#### Excerpt to read ####

The rotor 32 includes a rotating shaft 32A and a rotor core 32B attached to the outer periphery of the rotating shaft 32A. The rotor core 32B is a cylindrical member formed by laminating a plurality of electromagnetic steel plates, and a plurality of permanent magnets are provided inside the rotor core 32B.

The stator 31 is formed in an annular shape so as to surround the outer circumference of the rotor 32. The stator 31 is fixed in the motor accommodation chamber 61 so that the outer peripheral surface of the stator 31 is in close contact with the inner peripheral surface 61A of the motor accommodation chamber 61 by using a technique such as shrink fitting. The stator 31 has a plurality of teeth portions, and a U-phase coil, a V-phase coil, and a W-phase coil are wound around the teeth portions in order.

As shown in FIG. 3, the inverter 10 is housed in the inverter housing chamber 62 of the housing 60. That is, the semiconductor module 13, the capacitor 14, the controller 50, and the like that constitute the inverter 10 are arranged in the inverter accommodating chamber 62.

The semiconductor module 13 including the switching elements S1 to S6 is installed on the bottom portion 62A of the inverter accommodating chamber 62 via the cooler 70. In order to facilitate the assembly of the rotary electric machine system 100, the cooler 70 is fixed to the bottom 62A of the inverter accommodating chamber 62 via a fixing mechanism such as a bolt with the semiconductor module 13 attached. The cooler 70 is a cooling mechanism that cools the semiconductor module 13 and the stator 31 that generate heat during switching control.

In this way, the semiconductor module 13 is housed in the inverter accommodating chamber 62 in a state of being mounted on the cooler 70. The semiconductor module 13 and the motor 30 are electrically connected via U-phase, V-phase, and W-phase connecting members 41, 42, and 43. The U-phase, V-phase, and W-phase connecting members 41, 42, and 43 are provided with current sensors 51, 52, and 53 corresponding to each phase.

On one end side of the housing 60, the side wall portion 62B of the inverter accommodating chamber 62 has a through hole 62C, and both ends of the motor accommodating chamber 61 are formed as open ends. The U-phase, V-phase, and W-phase connecting members 41, 42, and 43 are connected to the motor 30 and the semiconductor module 13 through the through hole 62C of the side wall portion 62B and the open end of the motor accommodating chamber 61.

In the rotary electric machine system 100, the housing 60 is fixed to the vehicle body frame so that the axial direction of the rotary shaft 32A of the motor 30 is orthogonal to the front-rear direction of the vehicle. The housing 60 is attached to the vehicle body frame via mount members (not shown) provided at the mount positions M1 and M2 below the housing 60. The straight line connecting these mount positions (centers of the mount members) is set to be parallel to the rotation shaft 32A. In the rotary electric machine system 100, two mount positions are set in the rotation axis direction (vehicle width direction), but two or more mount positions may be set.

The cooling mechanism of the rotary electric machine system 100 will be described with reference to FIG. FIG. 4 is a partial vertical sectional view of the rotary electric machine system 100.

#### Input material ####

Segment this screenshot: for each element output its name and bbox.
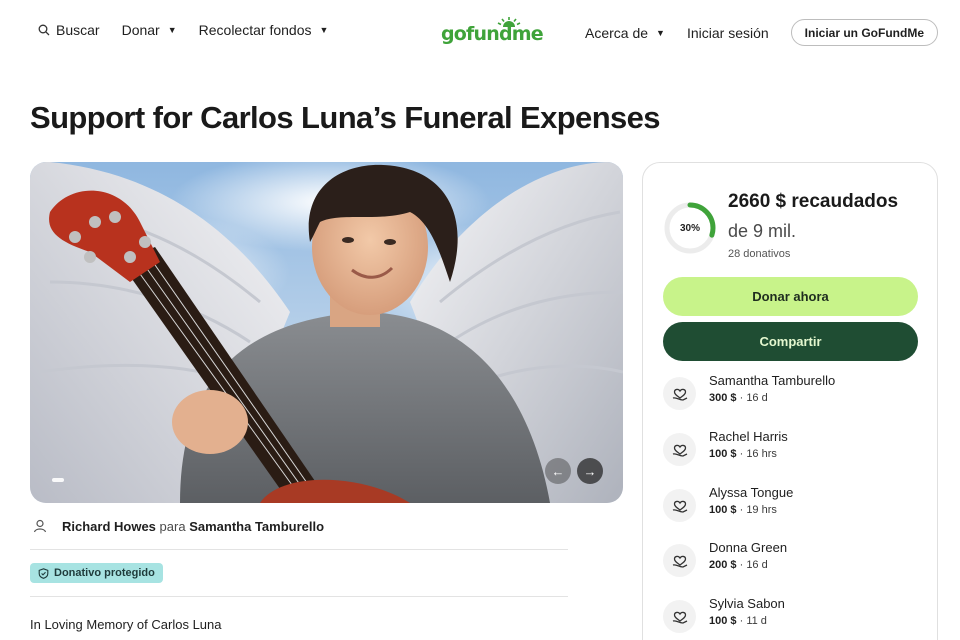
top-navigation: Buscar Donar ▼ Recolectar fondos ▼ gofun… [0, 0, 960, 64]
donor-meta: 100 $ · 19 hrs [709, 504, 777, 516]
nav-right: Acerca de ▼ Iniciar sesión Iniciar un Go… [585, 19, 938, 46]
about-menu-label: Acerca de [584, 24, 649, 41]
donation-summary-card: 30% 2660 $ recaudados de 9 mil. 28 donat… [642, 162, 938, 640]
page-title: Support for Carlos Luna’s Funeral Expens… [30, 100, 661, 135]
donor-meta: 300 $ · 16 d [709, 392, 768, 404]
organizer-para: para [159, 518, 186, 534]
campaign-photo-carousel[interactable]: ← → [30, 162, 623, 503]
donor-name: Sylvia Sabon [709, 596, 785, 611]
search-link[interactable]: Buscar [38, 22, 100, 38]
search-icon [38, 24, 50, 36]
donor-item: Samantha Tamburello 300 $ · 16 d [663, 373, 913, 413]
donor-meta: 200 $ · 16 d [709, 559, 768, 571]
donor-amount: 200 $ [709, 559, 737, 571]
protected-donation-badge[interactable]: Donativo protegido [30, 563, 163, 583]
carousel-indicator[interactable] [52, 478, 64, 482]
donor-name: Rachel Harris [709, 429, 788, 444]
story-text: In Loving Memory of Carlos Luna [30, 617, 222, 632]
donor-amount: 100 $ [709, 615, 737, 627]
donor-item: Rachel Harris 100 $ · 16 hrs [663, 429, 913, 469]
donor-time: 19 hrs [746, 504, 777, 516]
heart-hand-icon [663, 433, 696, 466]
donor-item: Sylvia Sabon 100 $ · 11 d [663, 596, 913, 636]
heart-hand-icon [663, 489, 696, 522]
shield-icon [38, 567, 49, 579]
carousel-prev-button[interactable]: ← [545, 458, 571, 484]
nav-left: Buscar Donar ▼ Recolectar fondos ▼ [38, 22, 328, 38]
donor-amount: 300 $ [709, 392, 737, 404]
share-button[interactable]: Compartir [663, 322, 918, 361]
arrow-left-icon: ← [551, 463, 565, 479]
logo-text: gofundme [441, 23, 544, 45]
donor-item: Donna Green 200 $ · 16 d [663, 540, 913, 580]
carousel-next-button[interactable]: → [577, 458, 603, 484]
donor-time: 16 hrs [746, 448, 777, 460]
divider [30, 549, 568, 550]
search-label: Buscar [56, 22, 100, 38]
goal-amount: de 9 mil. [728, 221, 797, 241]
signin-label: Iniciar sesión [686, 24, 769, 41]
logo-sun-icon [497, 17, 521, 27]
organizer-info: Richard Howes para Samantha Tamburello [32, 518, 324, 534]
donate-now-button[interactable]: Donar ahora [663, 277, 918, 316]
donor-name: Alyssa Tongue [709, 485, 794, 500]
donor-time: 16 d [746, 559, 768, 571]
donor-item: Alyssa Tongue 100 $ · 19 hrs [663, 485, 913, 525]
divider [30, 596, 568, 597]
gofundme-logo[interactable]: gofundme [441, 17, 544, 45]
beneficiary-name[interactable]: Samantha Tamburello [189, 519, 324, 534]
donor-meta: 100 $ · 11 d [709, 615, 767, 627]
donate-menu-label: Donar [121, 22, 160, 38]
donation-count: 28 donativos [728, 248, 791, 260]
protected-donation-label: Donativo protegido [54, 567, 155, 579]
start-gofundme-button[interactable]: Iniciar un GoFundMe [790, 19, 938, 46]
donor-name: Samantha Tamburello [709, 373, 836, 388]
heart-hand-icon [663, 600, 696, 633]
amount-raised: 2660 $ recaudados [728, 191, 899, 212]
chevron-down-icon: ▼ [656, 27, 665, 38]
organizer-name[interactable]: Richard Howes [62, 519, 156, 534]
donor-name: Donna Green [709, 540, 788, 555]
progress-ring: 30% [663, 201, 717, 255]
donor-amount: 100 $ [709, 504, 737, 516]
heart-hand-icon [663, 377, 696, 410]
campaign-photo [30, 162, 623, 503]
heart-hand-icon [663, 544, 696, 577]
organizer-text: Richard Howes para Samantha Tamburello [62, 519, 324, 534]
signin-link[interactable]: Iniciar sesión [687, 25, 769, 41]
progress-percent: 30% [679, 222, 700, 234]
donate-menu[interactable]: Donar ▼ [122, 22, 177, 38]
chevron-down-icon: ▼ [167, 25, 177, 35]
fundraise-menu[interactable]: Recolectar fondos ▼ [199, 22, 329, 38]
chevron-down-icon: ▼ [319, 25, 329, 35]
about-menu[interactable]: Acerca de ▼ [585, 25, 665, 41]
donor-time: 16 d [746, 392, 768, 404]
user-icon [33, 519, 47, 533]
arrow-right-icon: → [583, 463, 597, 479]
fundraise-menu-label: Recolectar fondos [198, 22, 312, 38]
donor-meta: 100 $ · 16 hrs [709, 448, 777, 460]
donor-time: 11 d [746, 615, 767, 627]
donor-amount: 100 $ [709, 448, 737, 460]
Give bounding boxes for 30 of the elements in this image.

####

Exercise A.
According to the excerpt about the rotary electric machine, what technique can be used to fix the stator 31 in the motor accommodation chamber 61?
Exercise B.
In the records, retype everything from the line containing "top-navigation: Buscar Donar" down to the line containing "donor-item: Rachel Harris", including both of those lines.

Task output A.
A technique such as shrink fitting.

Task output B.
top-navigation: Buscar Donar ▼ Recolectar fondos ▼ gofun… [0, 0, 960, 64]
donor-meta: 100 $ · 19 hrs [709, 504, 777, 516]
nav-right: Acerca de ▼ Iniciar sesión Iniciar un Go… [585, 19, 938, 46]
about-menu-label: Acerca de [584, 24, 649, 41]
donation-summary-card: 30% 2660 $ recaudados de 9 mil. 28 donat… [642, 162, 938, 640]
page-title: Support for Carlos Luna’s Funeral Expens… [30, 100, 661, 135]
donor-meta: 300 $ · 16 d [709, 392, 768, 404]
organizer-para: para [159, 518, 186, 534]
campaign-photo-carousel[interactable]: ← → [30, 162, 623, 503]
donor-name: Sylvia Sabon [709, 596, 785, 611]
search-link[interactable]: Buscar [38, 22, 100, 38]
search-icon [38, 24, 50, 36]
donor-item: Samantha Tamburello 300 $ · 16 d [663, 373, 913, 413]
donor-meta: 200 $ · 16 d [709, 559, 768, 571]
donor-amount: 200 $ [709, 559, 737, 571]
protected-donation-badge[interactable]: Donativo protegido [30, 563, 163, 583]
carousel-indicator[interactable] [52, 478, 64, 482]
donor-name: Rachel Harris [709, 429, 788, 444]
story-text: In Loving Memory of Carlos Luna [30, 617, 222, 632]
donor-amount: 100 $ [709, 615, 737, 627]
donor-item: Rachel Harris 100 $ · 16 hrs [663, 429, 913, 469]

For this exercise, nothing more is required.